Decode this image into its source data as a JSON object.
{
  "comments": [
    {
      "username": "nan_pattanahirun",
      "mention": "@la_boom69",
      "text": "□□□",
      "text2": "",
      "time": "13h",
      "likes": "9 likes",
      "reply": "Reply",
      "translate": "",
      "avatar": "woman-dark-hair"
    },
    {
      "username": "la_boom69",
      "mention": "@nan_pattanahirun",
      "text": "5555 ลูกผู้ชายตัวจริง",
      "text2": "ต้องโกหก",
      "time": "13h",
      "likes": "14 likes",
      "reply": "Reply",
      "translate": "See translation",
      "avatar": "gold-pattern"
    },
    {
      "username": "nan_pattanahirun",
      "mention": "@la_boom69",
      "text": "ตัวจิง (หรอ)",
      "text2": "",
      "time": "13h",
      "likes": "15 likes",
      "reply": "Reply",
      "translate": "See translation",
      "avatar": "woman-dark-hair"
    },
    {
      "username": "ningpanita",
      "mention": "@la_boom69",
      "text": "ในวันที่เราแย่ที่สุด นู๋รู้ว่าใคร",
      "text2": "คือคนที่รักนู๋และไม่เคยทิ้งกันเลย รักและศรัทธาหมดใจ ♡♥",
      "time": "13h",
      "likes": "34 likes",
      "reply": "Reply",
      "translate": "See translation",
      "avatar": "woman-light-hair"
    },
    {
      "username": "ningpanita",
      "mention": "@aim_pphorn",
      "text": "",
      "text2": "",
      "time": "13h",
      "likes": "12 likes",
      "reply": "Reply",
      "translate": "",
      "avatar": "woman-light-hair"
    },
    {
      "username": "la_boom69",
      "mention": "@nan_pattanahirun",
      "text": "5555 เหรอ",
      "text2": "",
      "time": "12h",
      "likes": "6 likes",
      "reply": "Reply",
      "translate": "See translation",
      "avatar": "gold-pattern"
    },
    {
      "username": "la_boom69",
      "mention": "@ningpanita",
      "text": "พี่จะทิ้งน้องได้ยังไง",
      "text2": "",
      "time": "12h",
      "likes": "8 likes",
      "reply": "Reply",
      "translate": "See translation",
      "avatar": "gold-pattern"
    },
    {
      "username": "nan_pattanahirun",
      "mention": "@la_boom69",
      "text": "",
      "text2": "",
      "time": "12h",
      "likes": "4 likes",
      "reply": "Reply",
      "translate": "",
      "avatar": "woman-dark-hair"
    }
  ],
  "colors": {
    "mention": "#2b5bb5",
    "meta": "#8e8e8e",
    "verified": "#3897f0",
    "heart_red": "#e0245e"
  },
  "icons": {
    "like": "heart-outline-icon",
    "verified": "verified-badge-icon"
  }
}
====
Return the whole listing exactly.

Decode this image into its source data as a JSON object.
{
  "comments": [
    {
      "username": "nan_pattanahirun",
      "mention": "@la_boom69",
      "text": "□□□",
      "text2": "",
      "time": "13h",
      "likes": "9 likes",
      "reply": "Reply",
      "translate": "",
      "avatar": "woman-dark-hair"
    },
    {
      "username": "la_boom69",
      "mention": "@nan_pattanahirun",
      "text": "5555 ลูกผู้ชายตัวจริง",
      "text2": "ต้องโกหก",
      "time": "13h",
      "likes": "14 likes",
      "reply": "Reply",
      "translate": "See translation",
      "avatar": "gold-pattern"
    },
    {
      "username": "nan_pattanahirun",
      "mention": "@la_boom69",
      "text": "ตัวจิง (หรอ)",
      "text2": "",
      "time": "13h",
      "likes": "15 likes",
      "reply": "Reply",
      "translate": "See translation",
      "avatar": "woman-dark-hair"
    },
    {
      "username": "ningpanita",
      "mention": "@la_boom69",
      "text": "ในวันที่เราแย่ที่สุด นู๋รู้ว่าใคร",
      "text2": "คือคนที่รักนู๋และไม่เคยทิ้งกันเลย รักและศรัทธาหมดใจ ♡♥",
      "time": "13h",
      "likes": "34 likes",
      "reply": "Reply",
      "translate": "See translation",
      "avatar": "woman-light-hair"
    },
    {
      "username": "ningpanita",
      "mention": "@aim_pphorn",
      "text": "",
      "text2": "",
      "time": "13h",
      "likes": "12 likes",
      "reply": "Reply",
      "translate": "",
      "avatar": "woman-light-hair"
    },
    {
      "username": "la_boom69",
      "mention": "@nan_pattanahirun",
      "text": "5555 เหรอ",
      "text2": "",
      "time": "12h",
      "likes": "6 likes",
      "reply": "Reply",
      "translate": "See translation",
      "avatar": "gold-pattern"
    },
    {
      "username": "la_boom69",
      "mention": "@ningpanita",
      "text": "พี่จะทิ้งน้องได้ยังไง",
      "text2": "",
      "time": "12h",
      "likes": "8 likes",
      "reply": "Reply",
      "translate": "See translation",
      "avatar": "gold-pattern"
    },
    {
      "username": "nan_pattanahirun",
      "mention": "@la_boom69",
      "text": "",
      "text2": "",
      "time": "12h",
      "likes": "4 likes",
      "reply": "Reply",
      "translate": "",
      "avatar": "woman-dark-hair"
    }
  ],
  "colors": {
    "mention": "#2b5bb5",
    "meta": "#8e8e8e",
    "verified": "#3897f0",
    "heart_red": "#e0245e"
  },
  "icons": {
    "like": "heart-outline-icon",
    "verified": "verified-badge-icon"
  }
}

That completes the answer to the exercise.